#### Условие задачи A
Перепишите из текста о Марции и вольсках фрагмент, который начинается словами «Когда срок прошел, Марций» и заканчивается словами «с пустыми разговорами.».
#### Условие задачи B
Ответьте по тексту о Марции и вольсках на вопросы ниже, пометив ответы так же, как вопросы.
(i) Сколько дней сроку Марций дал римлянам?
(ii) Сколько больших и населенных городов перешло в руки Марция?
(iii) Через сколько дней Марций велел римским послам явиться к нему с положительным ответом?
#### Условие задачи C
Напишите следующую часть текста о Марции и вольсках, начиная сразу после его последнего предложения.

#### Документ
• • • •

XXXI. ЭТО было главною причиной обвинения его некоторыми из вольсков,
давно тяготившимися его влиянием и завидовавшими ему. Между ними был и Тулл,
лично ничем не оскорбленный Марцием, но поддававшийся влиянию человеческих
страстей. Он сердился на него за то, что благодаря Марцию его слава вполне
затмилась, и вольски стали относиться к нему с презрением. Маракй был для
них все; что же касается до других полководцев, они должны были
довольствоваться уделяемою им частью власти и начальства. Это было первою
причиной тайно распускаемых про него обвинений. Собираясь в кружки, вольски
негодовали, считая его отступление изменой: он упустил не укрепления или
оружие, но удобное время, от которого зависит, как и во всем остальном, или
успех боя, или неудача; недаром он дал римлянам тридцать дней сроку: в
меньшее время в ходе войны не могут произойти важные перемены. Марций сумел
воспользоваться этим временем. Он вступил во владения союзников неприятеля,
грабил и опустошал их; в его руки перешли между прочим семь больших и
населенных городов. Римляне не решились подать им помощь - их сердца
охватило чувство страха; им так же хотелось идти на войну, как закосневшему
в бездействии и хилому человеку.
Когда срок прошел, Марций снова вернулся со всеми войсками. Римляне
отправили к Марцию новое посольство с мольбою о пощаде и просьбой вывести
войска вольсков из римских владений и потом уже начать делать и говорить то,
что он считает выгодным для обеих сторон. Они говорили, что под угрозой
римляне не уступят ничего; но если он желает извлечь для вольсков какую-либо
выгоду, римляне согласятся на все, как только неприятель разоружится. Марций
отвечал, что, как полководец вольсков, ан не может ничего сказать им, но,
пока он еще римский гражданин, горячо советует не оказывать такого упорства
в удовлетворении справедливых требований и явиться к нему через три дня с
положительным ответом, иначе пусть они знают, что их не пропустят в лагерь,
если они вторично явятся с пустыми разговорами.

• • • •

#### Выдержка из списка
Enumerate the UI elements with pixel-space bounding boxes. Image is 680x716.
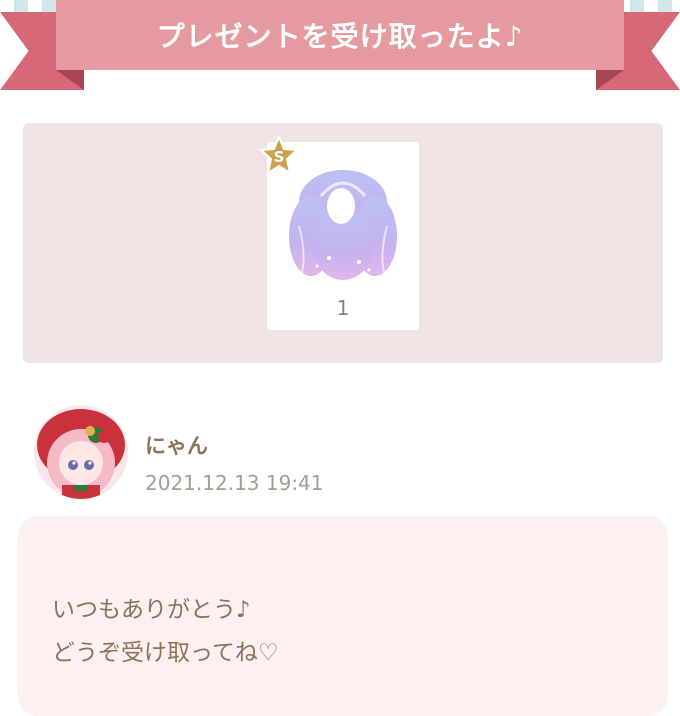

• • • •

#### Ответ к задаче A
Когда срок прошел, Марций снова вернулся со всеми войсками. Римляне
отправили к Марцию новое посольство с мольбою о пощаде и просьбой вывести
войска вольсков из римских владений и потом уже начать делать и говорить то,
что он считает выгодным для обеих сторон. Они говорили, что под угрозой
римляне не уступят ничего; но если он желает извлечь для вольсков какую-либо
выгоду, римляне согласятся на все, как только неприятель разоружится. Марций
отвечал, что, как полководец вольсков, ан не может ничего сказать им, но,
пока он еще римский гражданин, горячо советует не оказывать такого упорства
в удовлетворении справедливых требований и явиться к нему через три дня с
положительным ответом, иначе пусть они знают, что их не пропустят в лагерь,
если они вторично явятся с пустыми разговорами.

#### Ответ к задаче B
(i) Тридцать дней.
(ii) Семь.
(iii) Через три дня.

#### Ответ к задаче C
XXXII. ПОСЛЫ вернулись и сделали доклад в сенате, который как бы бросил
свой "священный" якорь в знак того, что государственному кораблю пришлось
выдерживать грозную бурю. Все жрецы богов, все совершавшие таинства или
надзиравшие за их исполнением, все знавшие старинные, употреблявшиеся
предками правила гадания по полету птиц, должны были идти к Марцию, каждый в
жреческой одежде, требуемой законом, и просить его прекратить войну и
вступить в переговоры с согражданами касательно мира с вольсками. Правда,
Марций пропустил жрецов в лагерь, однако не сделал им никаких уступок ни на
словах, ни на деле, - он предлагал им или принять его прежние условия, или
продолжать войну.
С этим ответом жрецы вернулись обратно. Тогда решено было запереться в
городе, занимая укрепления, чтобы отражать нападения неприятеля. Свои
надежды римляне возлагали лишь на время и на неожиданную перемену счастия:
лично они не знали для своего спасения никаких средств. В городе царствовали
смятение и страх; на каждом шагу видны были в нем дурные предзнаменования,
пока не случилось нечто вроде того, о чем не раз говорит Гомер, но что у
многих не находит себе веры. Относительно серьезных и невероятных поступков
он выражается в своих поэмах, про кого-либо, что ему

Дочь светлоокая Зевса, Афина, вселила желанье,

или:

Боги мой гнев укротили, представивши сердцу, какая
Будет в народе молва...

наконец:

Было ли в нем подозренье, иль демон его надоумил.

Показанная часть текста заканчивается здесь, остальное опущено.